SHORT TASK: Find the line containing "Transcribe this image's". Return it and every line after it, unchanged, up to and including the last line.
===
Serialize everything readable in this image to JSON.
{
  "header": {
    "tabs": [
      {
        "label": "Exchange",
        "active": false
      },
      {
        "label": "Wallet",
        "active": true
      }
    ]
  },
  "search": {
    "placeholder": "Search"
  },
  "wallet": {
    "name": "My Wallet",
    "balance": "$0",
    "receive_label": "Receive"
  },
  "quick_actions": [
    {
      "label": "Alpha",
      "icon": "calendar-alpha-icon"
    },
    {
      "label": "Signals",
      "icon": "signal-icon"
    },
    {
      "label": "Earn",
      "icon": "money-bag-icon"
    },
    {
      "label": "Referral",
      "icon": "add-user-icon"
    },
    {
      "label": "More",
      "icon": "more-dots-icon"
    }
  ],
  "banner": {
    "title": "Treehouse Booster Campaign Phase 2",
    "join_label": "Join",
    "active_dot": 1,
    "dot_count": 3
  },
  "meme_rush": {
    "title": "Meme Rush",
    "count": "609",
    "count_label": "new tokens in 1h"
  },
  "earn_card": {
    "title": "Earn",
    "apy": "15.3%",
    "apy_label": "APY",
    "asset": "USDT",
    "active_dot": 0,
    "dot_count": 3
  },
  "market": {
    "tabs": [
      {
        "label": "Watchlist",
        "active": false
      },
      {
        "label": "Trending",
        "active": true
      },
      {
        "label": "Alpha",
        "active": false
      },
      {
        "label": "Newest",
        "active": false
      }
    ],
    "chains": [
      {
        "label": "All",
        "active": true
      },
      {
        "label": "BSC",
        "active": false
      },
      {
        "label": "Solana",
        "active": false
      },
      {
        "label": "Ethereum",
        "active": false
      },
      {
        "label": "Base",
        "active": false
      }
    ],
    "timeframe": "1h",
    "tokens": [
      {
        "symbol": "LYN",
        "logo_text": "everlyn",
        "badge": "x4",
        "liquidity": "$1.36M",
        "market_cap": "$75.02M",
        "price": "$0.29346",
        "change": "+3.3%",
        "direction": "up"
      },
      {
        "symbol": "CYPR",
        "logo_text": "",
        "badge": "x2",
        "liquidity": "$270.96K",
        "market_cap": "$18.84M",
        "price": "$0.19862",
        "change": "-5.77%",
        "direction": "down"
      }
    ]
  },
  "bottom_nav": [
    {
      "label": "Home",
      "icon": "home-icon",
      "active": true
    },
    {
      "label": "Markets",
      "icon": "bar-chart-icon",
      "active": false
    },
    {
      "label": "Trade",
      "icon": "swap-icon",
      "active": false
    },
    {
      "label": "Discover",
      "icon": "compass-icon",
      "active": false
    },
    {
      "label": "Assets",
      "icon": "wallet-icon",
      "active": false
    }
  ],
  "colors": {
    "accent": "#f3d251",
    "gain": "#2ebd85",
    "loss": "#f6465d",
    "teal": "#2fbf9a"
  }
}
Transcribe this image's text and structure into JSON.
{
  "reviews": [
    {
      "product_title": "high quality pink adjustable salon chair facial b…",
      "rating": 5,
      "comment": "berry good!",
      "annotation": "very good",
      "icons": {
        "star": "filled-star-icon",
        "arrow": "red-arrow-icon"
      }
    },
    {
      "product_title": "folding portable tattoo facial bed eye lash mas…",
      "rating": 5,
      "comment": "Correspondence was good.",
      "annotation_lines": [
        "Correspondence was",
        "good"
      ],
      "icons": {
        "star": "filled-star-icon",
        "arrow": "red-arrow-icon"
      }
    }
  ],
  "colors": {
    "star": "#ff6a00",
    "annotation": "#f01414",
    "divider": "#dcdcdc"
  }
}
===
WRITTEN RESPONSE:
Transcribe this image's text and structure into JSON.
{
  "reviews": [
    {
      "product_title": "high quality pink adjustable salon chair facial b…",
      "rating": 5,
      "comment": "berry good!",
      "annotation": "very good",
      "icons": {
        "star": "filled-star-icon",
        "arrow": "red-arrow-icon"
      }
    },
    {
      "product_title": "folding portable tattoo facial bed eye lash mas…",
      "rating": 5,
      "comment": "Correspondence was good.",
      "annotation_lines": [
        "Correspondence was",
        "good"
      ],
      "icons": {
        "star": "filled-star-icon",
        "arrow": "red-arrow-icon"
      }
    }
  ],
  "colors": {
    "star": "#ff6a00",
    "annotation": "#f01414",
    "divider": "#dcdcdc"
  }
}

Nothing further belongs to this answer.